*RECORDS FOR THIS TASK*
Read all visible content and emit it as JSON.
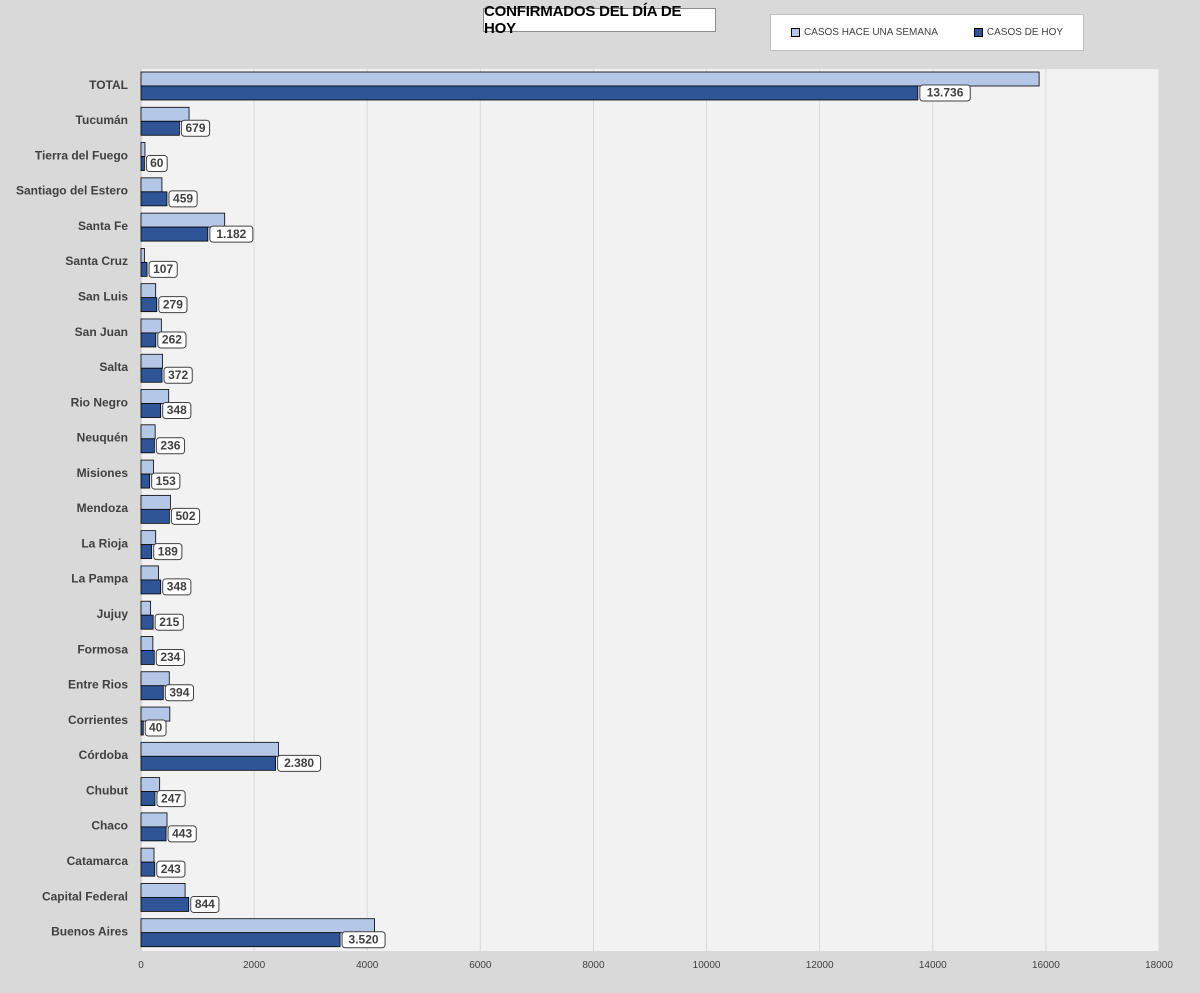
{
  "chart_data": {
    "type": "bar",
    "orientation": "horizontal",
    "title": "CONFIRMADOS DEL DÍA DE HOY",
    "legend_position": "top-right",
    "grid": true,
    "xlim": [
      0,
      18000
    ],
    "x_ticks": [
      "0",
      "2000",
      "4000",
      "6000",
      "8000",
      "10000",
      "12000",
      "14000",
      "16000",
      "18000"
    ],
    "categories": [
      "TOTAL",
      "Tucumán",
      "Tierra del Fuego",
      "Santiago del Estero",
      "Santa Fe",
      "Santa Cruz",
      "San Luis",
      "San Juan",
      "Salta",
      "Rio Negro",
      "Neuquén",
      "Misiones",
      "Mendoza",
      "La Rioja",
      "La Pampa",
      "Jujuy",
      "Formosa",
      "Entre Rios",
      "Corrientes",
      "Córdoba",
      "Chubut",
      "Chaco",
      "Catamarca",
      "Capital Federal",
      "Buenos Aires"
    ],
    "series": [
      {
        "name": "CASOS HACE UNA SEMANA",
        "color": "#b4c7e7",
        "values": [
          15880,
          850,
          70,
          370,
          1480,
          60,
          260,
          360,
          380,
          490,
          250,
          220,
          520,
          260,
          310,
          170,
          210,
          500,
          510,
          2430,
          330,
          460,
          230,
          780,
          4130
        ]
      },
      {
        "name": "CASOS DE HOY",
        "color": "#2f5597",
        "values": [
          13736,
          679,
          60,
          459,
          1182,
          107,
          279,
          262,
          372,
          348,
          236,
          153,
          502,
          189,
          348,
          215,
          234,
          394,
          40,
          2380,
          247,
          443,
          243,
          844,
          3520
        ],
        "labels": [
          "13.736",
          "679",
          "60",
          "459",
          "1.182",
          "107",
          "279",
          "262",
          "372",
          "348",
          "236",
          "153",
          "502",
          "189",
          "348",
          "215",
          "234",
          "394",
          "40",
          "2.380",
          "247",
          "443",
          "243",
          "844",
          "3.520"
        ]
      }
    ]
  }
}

*WHAT IS NEEDED*
Please write out all the data again word for word, but not the pictures.

*RESULT OF THE EXERCISE*
Read all visible content and emit it as JSON.
{
  "chart_data": {
    "type": "bar",
    "orientation": "horizontal",
    "title": "CONFIRMADOS DEL DÍA DE HOY",
    "legend_position": "top-right",
    "grid": true,
    "xlim": [
      0,
      18000
    ],
    "x_ticks": [
      "0",
      "2000",
      "4000",
      "6000",
      "8000",
      "10000",
      "12000",
      "14000",
      "16000",
      "18000"
    ],
    "categories": [
      "TOTAL",
      "Tucumán",
      "Tierra del Fuego",
      "Santiago del Estero",
      "Santa Fe",
      "Santa Cruz",
      "San Luis",
      "San Juan",
      "Salta",
      "Rio Negro",
      "Neuquén",
      "Misiones",
      "Mendoza",
      "La Rioja",
      "La Pampa",
      "Jujuy",
      "Formosa",
      "Entre Rios",
      "Corrientes",
      "Córdoba",
      "Chubut",
      "Chaco",
      "Catamarca",
      "Capital Federal",
      "Buenos Aires"
    ],
    "series": [
      {
        "name": "CASOS HACE UNA SEMANA",
        "color": "#b4c7e7",
        "values": [
          15880,
          850,
          70,
          370,
          1480,
          60,
          260,
          360,
          380,
          490,
          250,
          220,
          520,
          260,
          310,
          170,
          210,
          500,
          510,
          2430,
          330,
          460,
          230,
          780,
          4130
        ]
      },
      {
        "name": "CASOS DE HOY",
        "color": "#2f5597",
        "values": [
          13736,
          679,
          60,
          459,
          1182,
          107,
          279,
          262,
          372,
          348,
          236,
          153,
          502,
          189,
          348,
          215,
          234,
          394,
          40,
          2380,
          247,
          443,
          243,
          844,
          3520
        ],
        "labels": [
          "13.736",
          "679",
          "60",
          "459",
          "1.182",
          "107",
          "279",
          "262",
          "372",
          "348",
          "236",
          "153",
          "502",
          "189",
          "348",
          "215",
          "234",
          "394",
          "40",
          "2.380",
          "247",
          "443",
          "243",
          "844",
          "3.520"
        ]
      }
    ]
  }
}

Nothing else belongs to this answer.